PROBLEM TO SOLVE:
Check each line of the material below for "siguientes". Report how many have it, with no other words.

■ ■ ■ ■ ■ ■ ■

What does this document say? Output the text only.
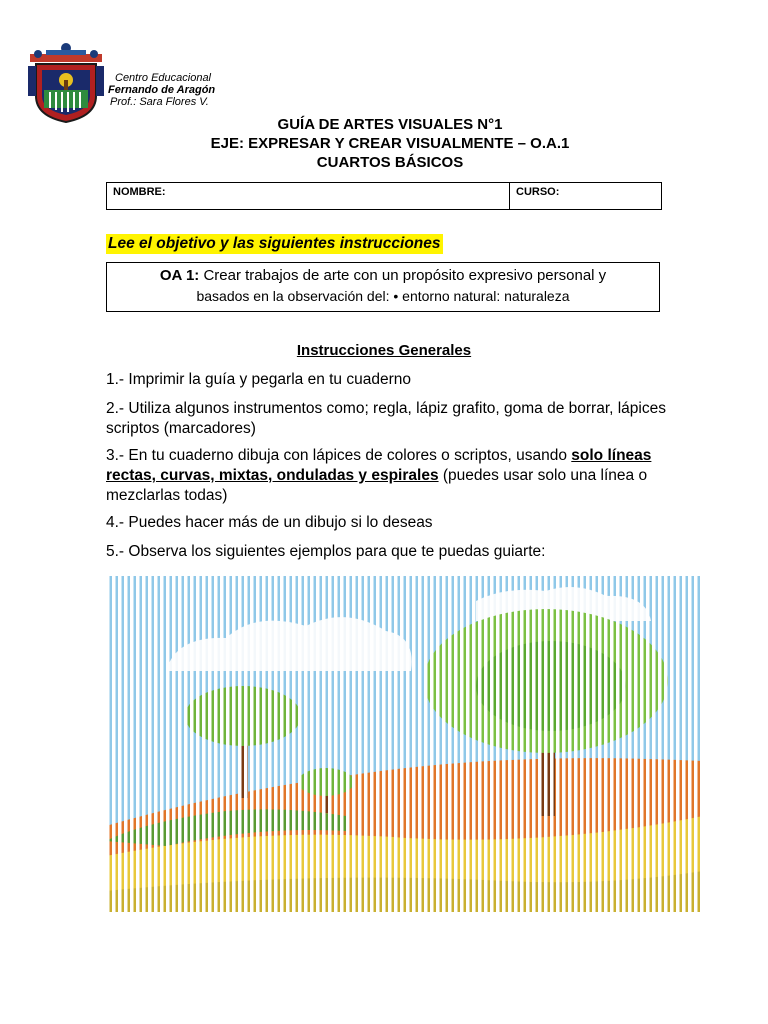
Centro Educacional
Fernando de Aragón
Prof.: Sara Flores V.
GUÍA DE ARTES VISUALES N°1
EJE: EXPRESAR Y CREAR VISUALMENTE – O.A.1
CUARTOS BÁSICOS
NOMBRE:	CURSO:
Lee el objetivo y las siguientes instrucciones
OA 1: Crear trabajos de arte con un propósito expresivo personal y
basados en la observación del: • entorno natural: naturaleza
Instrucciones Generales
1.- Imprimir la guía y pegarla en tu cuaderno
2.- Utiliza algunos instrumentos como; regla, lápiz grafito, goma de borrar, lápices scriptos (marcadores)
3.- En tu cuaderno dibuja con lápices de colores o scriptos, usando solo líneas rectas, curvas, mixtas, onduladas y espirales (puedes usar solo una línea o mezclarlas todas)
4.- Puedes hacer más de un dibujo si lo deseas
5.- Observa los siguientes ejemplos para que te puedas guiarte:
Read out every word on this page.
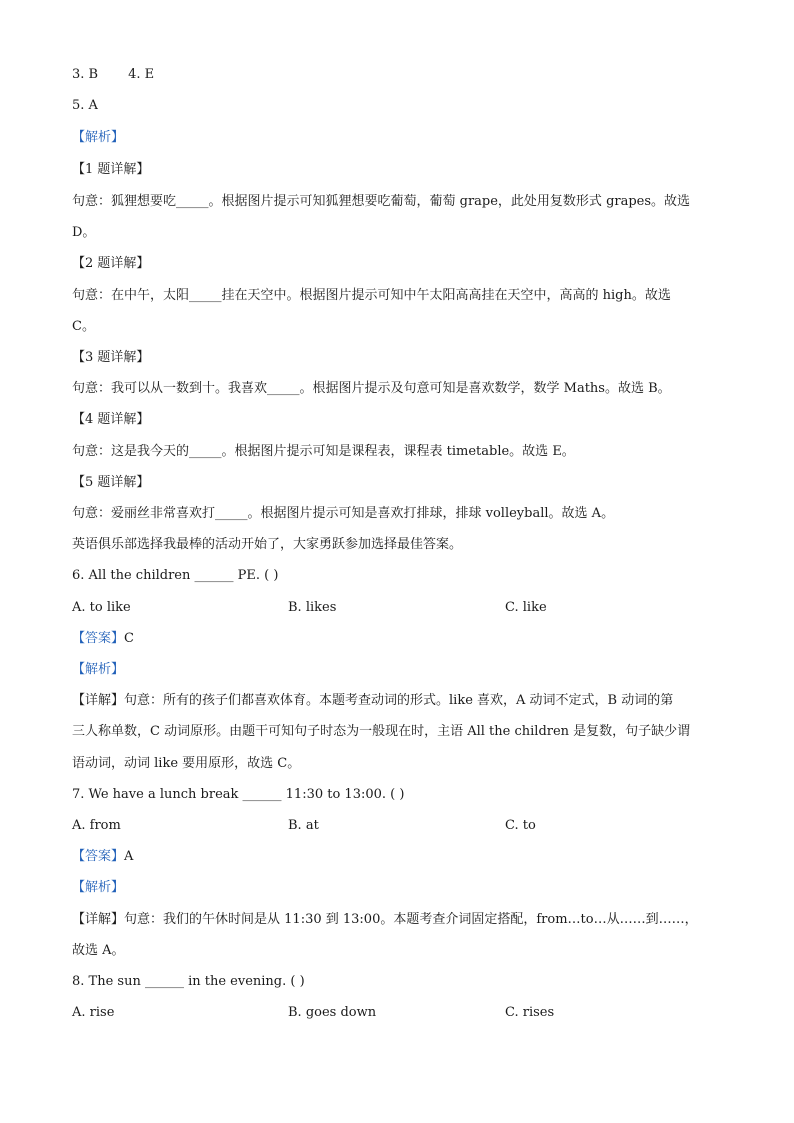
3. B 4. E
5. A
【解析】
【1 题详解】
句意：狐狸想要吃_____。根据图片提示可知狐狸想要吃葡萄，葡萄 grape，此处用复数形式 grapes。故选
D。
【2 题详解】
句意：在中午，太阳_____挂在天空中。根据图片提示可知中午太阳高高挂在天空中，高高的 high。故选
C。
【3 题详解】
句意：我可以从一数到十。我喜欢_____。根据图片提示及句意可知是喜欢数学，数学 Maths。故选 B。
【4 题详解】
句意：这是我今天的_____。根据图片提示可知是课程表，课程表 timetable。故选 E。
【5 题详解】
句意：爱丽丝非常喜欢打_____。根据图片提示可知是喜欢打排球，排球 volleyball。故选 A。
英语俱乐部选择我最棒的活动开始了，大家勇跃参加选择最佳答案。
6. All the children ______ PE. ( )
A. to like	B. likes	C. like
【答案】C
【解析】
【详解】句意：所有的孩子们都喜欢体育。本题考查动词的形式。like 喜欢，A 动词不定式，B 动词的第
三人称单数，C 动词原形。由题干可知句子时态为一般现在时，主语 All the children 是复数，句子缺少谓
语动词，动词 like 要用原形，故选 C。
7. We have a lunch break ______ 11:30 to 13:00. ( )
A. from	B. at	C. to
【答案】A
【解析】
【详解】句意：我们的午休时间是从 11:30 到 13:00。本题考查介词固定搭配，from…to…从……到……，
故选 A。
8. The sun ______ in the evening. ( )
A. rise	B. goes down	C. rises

■ ■ ■ ■ ■ ■ ■

THE OUTPUT:
2